> _Given records_:
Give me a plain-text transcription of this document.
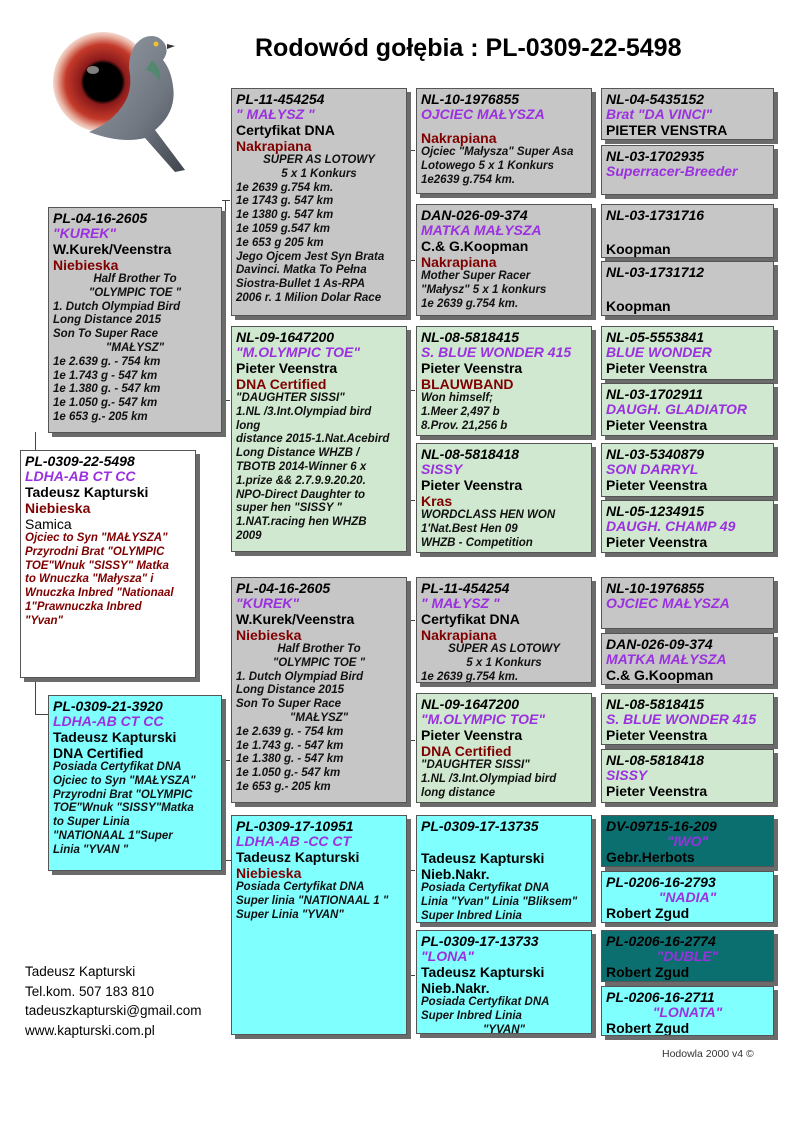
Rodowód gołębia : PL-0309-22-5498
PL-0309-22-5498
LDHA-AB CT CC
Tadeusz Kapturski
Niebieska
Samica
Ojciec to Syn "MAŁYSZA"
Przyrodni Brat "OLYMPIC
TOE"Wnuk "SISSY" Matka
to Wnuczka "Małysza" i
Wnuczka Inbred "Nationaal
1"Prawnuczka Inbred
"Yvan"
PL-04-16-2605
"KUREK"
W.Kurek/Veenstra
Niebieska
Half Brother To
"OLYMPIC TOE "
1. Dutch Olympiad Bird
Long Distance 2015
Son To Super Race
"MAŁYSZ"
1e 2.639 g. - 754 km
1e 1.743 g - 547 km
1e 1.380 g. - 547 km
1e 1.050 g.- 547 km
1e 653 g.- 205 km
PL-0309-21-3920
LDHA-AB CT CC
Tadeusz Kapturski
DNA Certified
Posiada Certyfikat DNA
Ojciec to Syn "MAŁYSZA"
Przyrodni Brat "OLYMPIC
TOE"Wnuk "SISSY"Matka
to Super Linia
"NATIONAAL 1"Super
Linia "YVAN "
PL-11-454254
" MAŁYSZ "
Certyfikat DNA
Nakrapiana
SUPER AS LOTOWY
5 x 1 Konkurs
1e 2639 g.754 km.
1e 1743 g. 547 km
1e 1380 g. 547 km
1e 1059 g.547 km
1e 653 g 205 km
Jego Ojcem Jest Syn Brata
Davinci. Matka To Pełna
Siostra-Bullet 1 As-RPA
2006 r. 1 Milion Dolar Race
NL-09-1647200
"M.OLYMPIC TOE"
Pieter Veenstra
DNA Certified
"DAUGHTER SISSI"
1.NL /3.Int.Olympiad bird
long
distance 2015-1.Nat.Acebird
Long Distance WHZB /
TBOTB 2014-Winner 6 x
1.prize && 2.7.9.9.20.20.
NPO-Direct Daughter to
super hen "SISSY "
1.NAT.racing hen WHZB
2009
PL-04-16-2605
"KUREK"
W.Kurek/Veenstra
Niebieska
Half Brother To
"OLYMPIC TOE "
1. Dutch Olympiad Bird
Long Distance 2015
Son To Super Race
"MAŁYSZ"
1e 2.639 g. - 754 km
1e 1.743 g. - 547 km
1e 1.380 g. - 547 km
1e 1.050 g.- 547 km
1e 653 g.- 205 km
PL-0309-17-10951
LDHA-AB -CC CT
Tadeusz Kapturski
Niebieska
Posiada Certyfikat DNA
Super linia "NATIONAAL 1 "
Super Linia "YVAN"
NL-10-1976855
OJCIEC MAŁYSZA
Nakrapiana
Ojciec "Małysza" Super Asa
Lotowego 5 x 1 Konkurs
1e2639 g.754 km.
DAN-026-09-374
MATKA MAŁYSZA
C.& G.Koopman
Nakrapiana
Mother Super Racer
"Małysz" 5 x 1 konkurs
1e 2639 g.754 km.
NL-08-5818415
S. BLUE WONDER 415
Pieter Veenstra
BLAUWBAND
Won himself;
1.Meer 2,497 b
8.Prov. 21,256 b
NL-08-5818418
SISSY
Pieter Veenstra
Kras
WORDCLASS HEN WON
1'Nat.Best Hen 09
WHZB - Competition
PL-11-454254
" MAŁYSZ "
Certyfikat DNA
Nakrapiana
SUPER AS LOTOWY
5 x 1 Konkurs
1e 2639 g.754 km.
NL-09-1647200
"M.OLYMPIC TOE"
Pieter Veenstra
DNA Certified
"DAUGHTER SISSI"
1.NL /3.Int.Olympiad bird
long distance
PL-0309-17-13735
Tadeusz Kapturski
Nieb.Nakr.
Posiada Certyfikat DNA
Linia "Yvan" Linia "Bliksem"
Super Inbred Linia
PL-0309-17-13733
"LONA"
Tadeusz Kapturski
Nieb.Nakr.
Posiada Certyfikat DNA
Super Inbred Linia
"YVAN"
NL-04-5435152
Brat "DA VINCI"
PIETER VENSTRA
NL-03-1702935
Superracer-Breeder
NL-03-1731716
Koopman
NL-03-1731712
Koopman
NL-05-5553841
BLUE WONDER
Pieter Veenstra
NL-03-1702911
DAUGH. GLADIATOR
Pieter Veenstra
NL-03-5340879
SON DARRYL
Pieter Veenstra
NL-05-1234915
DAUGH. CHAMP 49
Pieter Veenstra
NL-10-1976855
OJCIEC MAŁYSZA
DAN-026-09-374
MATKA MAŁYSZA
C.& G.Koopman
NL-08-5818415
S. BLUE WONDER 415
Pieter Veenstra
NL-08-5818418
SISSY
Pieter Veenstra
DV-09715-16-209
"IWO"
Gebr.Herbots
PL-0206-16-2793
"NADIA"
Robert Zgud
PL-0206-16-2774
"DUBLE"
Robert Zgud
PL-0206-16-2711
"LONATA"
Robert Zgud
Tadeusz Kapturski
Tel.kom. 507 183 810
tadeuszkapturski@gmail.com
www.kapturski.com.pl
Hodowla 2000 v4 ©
...
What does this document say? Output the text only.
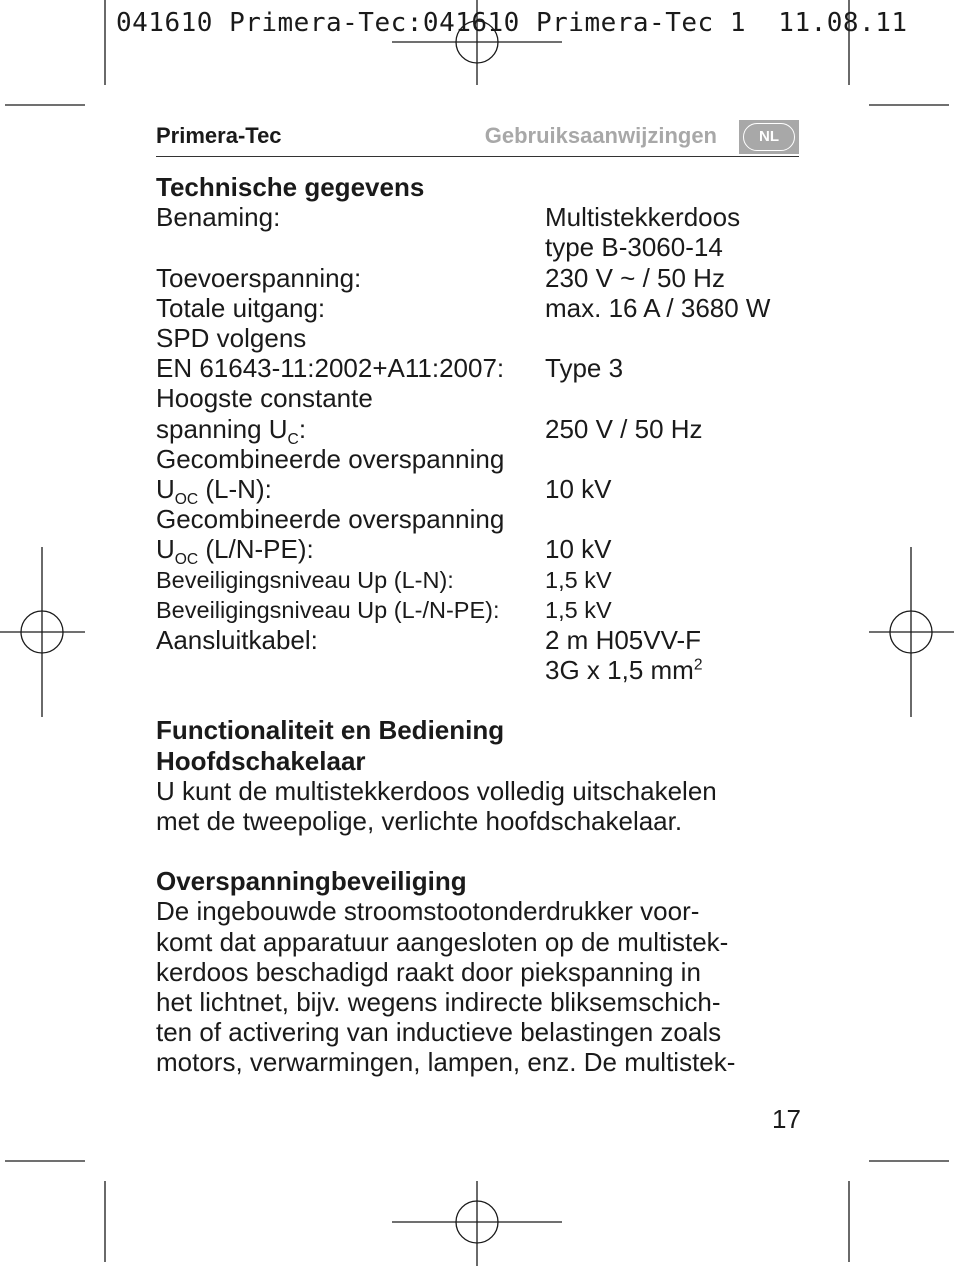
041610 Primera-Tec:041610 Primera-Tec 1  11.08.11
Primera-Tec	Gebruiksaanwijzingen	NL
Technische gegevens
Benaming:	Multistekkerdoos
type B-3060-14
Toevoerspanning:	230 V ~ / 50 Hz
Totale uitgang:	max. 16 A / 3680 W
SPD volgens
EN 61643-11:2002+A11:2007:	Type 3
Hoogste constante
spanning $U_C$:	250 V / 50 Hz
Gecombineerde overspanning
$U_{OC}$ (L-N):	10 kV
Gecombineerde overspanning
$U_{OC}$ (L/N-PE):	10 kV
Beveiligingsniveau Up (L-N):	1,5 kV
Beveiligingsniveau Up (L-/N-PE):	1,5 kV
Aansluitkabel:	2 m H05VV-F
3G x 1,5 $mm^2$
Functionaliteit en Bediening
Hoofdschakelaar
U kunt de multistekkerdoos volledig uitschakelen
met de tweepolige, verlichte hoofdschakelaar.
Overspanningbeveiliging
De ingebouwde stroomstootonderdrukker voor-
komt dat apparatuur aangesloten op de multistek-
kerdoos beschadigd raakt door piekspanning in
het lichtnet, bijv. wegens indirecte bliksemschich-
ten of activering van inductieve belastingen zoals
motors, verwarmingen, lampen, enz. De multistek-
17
---
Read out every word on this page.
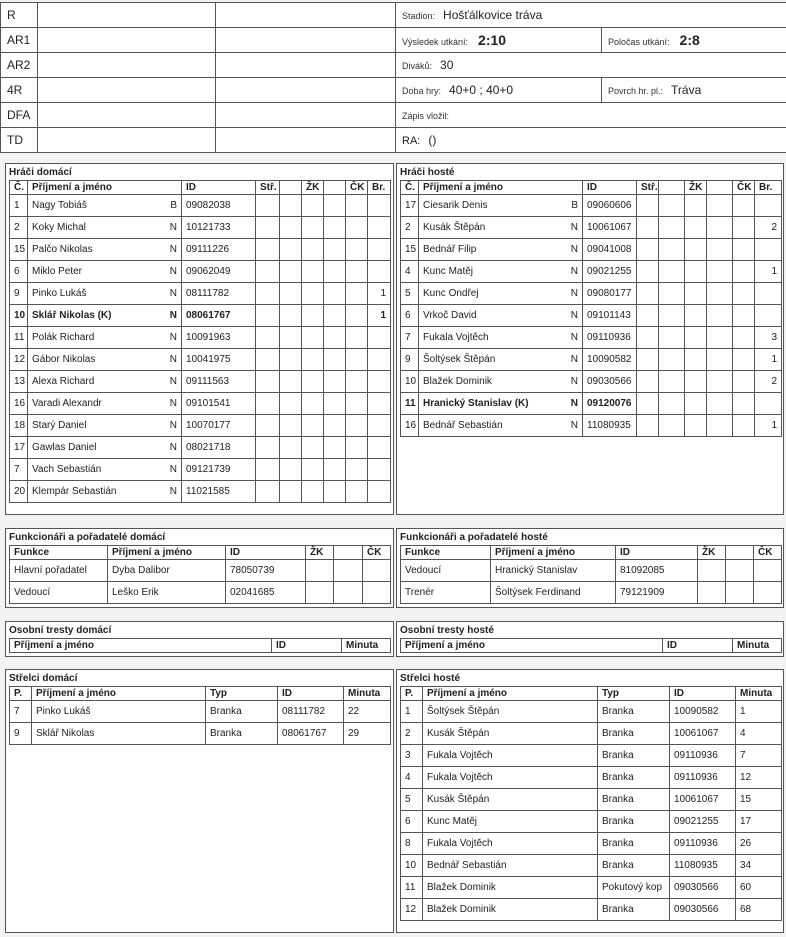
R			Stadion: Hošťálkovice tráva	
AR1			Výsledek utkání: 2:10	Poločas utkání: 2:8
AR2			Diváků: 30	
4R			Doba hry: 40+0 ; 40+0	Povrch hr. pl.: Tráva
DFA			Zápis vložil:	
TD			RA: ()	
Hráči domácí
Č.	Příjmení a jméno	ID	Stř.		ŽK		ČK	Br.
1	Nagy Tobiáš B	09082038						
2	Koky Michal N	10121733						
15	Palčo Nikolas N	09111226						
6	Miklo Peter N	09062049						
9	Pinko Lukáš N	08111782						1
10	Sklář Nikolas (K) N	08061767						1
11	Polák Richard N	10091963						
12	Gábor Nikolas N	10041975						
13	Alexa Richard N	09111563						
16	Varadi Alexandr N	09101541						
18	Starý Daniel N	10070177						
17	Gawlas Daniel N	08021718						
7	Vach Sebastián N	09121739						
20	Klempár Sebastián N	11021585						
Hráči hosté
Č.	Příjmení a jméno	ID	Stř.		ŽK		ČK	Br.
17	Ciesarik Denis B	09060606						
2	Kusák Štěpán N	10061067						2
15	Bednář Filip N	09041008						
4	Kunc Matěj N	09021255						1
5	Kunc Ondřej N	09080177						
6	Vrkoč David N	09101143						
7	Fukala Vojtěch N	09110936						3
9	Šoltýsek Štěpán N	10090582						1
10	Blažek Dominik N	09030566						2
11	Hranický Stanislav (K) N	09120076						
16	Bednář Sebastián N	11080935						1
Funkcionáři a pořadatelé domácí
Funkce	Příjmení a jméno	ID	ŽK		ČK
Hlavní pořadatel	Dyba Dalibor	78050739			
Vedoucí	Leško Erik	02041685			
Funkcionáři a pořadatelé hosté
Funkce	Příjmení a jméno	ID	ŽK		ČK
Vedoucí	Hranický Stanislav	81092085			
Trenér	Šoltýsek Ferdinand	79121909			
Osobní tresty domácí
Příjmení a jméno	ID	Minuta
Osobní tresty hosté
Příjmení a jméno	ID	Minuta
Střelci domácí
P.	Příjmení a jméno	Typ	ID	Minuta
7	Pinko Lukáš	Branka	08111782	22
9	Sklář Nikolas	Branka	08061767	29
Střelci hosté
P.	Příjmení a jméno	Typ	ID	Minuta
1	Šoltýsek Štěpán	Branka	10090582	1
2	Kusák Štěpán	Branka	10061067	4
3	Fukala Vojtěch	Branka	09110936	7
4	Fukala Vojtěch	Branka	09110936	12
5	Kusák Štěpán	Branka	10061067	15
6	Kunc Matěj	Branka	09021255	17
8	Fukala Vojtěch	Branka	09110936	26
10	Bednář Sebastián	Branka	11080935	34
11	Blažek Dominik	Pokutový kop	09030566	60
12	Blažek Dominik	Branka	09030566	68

> _What you should do_:
Copy out every line with the word "WHZB".

> _Finished answer_:
Long Distance WHZB /
1.NAT.racing hen WHZB
WHZB - Competition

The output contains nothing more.